**Dataset excerpts**.
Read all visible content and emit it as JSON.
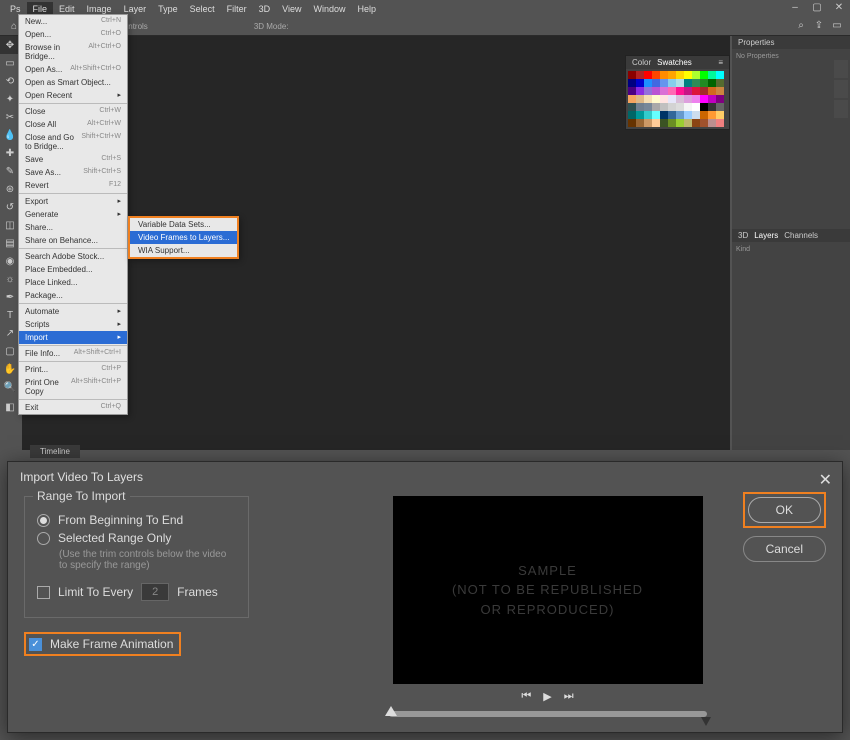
{
  "menubar": [
    "File",
    "Edit",
    "Image",
    "Layer",
    "Type",
    "Select",
    "Filter",
    "3D",
    "View",
    "Window",
    "Help"
  ],
  "options_bar": {
    "transform_label": "ree Transform Controls",
    "mode_label": "3D Mode:"
  },
  "file_menu": [
    {
      "label": "New...",
      "sc": "Ctrl+N"
    },
    {
      "label": "Open...",
      "sc": "Ctrl+O"
    },
    {
      "label": "Browse in Bridge...",
      "sc": "Alt+Ctrl+O"
    },
    {
      "label": "Open As...",
      "sc": "Alt+Shift+Ctrl+O"
    },
    {
      "label": "Open as Smart Object..."
    },
    {
      "label": "Open Recent",
      "sub": true
    },
    {
      "sep": true
    },
    {
      "label": "Close",
      "sc": "Ctrl+W"
    },
    {
      "label": "Close All",
      "sc": "Alt+Ctrl+W"
    },
    {
      "label": "Close and Go to Bridge...",
      "sc": "Shift+Ctrl+W"
    },
    {
      "label": "Save",
      "sc": "Ctrl+S"
    },
    {
      "label": "Save As...",
      "sc": "Shift+Ctrl+S"
    },
    {
      "label": "Revert",
      "sc": "F12"
    },
    {
      "sep": true
    },
    {
      "label": "Export",
      "sub": true
    },
    {
      "label": "Generate",
      "sub": true
    },
    {
      "label": "Share..."
    },
    {
      "label": "Share on Behance..."
    },
    {
      "sep": true
    },
    {
      "label": "Search Adobe Stock..."
    },
    {
      "label": "Place Embedded..."
    },
    {
      "label": "Place Linked..."
    },
    {
      "label": "Package..."
    },
    {
      "sep": true
    },
    {
      "label": "Automate",
      "sub": true
    },
    {
      "label": "Scripts",
      "sub": true
    },
    {
      "label": "Import",
      "sub": true,
      "hl": true
    },
    {
      "sep": true
    },
    {
      "label": "File Info...",
      "sc": "Alt+Shift+Ctrl+I"
    },
    {
      "sep": true
    },
    {
      "label": "Print...",
      "sc": "Ctrl+P"
    },
    {
      "label": "Print One Copy",
      "sc": "Alt+Shift+Ctrl+P"
    },
    {
      "sep": true
    },
    {
      "label": "Exit",
      "sc": "Ctrl+Q"
    }
  ],
  "import_submenu": [
    {
      "label": "Variable Data Sets..."
    },
    {
      "label": "Video Frames to Layers...",
      "hl": true
    },
    {
      "label": "WIA Support..."
    }
  ],
  "swatch_tabs": [
    "Color",
    "Swatches"
  ],
  "swatch_colors": [
    "#8b0000",
    "#b22222",
    "#ff0000",
    "#ff4500",
    "#ff8c00",
    "#ffa500",
    "#ffd700",
    "#ffff00",
    "#adff2f",
    "#00ff00",
    "#00fa9a",
    "#00ffff",
    "#000080",
    "#0000cd",
    "#1e90ff",
    "#4169e1",
    "#6495ed",
    "#87ceeb",
    "#b0e0e6",
    "#008080",
    "#2e8b57",
    "#228b22",
    "#006400",
    "#556b2f",
    "#4b0082",
    "#8a2be2",
    "#9370db",
    "#ba55d3",
    "#da70d6",
    "#ff69b4",
    "#ff1493",
    "#c71585",
    "#dc143c",
    "#a52a2a",
    "#d2691e",
    "#cd853f",
    "#f4a460",
    "#deb887",
    "#f5deb3",
    "#fffacd",
    "#ffe4e1",
    "#e6e6fa",
    "#d8bfd8",
    "#dda0dd",
    "#ee82ee",
    "#ff00ff",
    "#c000c0",
    "#800080",
    "#2f4f4f",
    "#708090",
    "#778899",
    "#a9a9a9",
    "#c0c0c0",
    "#d3d3d3",
    "#dcdcdc",
    "#f5f5f5",
    "#ffffff",
    "#000000",
    "#333333",
    "#666666",
    "#006666",
    "#009999",
    "#33cccc",
    "#66ffff",
    "#003366",
    "#336699",
    "#6699cc",
    "#99ccff",
    "#ccddee",
    "#cc6600",
    "#ff9933",
    "#ffcc66",
    "#663300",
    "#996633",
    "#cc9966",
    "#ffcc99",
    "#3b5323",
    "#6b8e23",
    "#9acd32",
    "#bdb76b",
    "#8b4513",
    "#a0522d",
    "#bc8f8f",
    "#f08080"
  ],
  "properties_tab": "Properties",
  "properties_body": "No Properties",
  "layers_tabs": [
    "3D",
    "Layers",
    "Channels"
  ],
  "layers_search": "Kind",
  "timeline_label": "Timeline",
  "dialog": {
    "title": "Import Video To Layers",
    "range_legend": "Range To Import",
    "opt_beginning": "From Beginning To End",
    "opt_selected": "Selected Range Only",
    "hint": "(Use the trim controls below the video to specify the range)",
    "limit_label": "Limit To Every",
    "frames_value": "2",
    "frames_suffix": "Frames",
    "make_anim": "Make Frame Animation",
    "watermark": {
      "l1": "SAMPLE",
      "l2": "(NOT TO BE REPUBLISHED",
      "l3": "OR REPRODUCED)"
    },
    "ok": "OK",
    "cancel": "Cancel"
  }
}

**Stated goal**.
Gather each line in the data that holds the string "Bridge".

**Response**.
      "label": "Browse in Bridge...",
      "label": "Close and Go to Bridge...",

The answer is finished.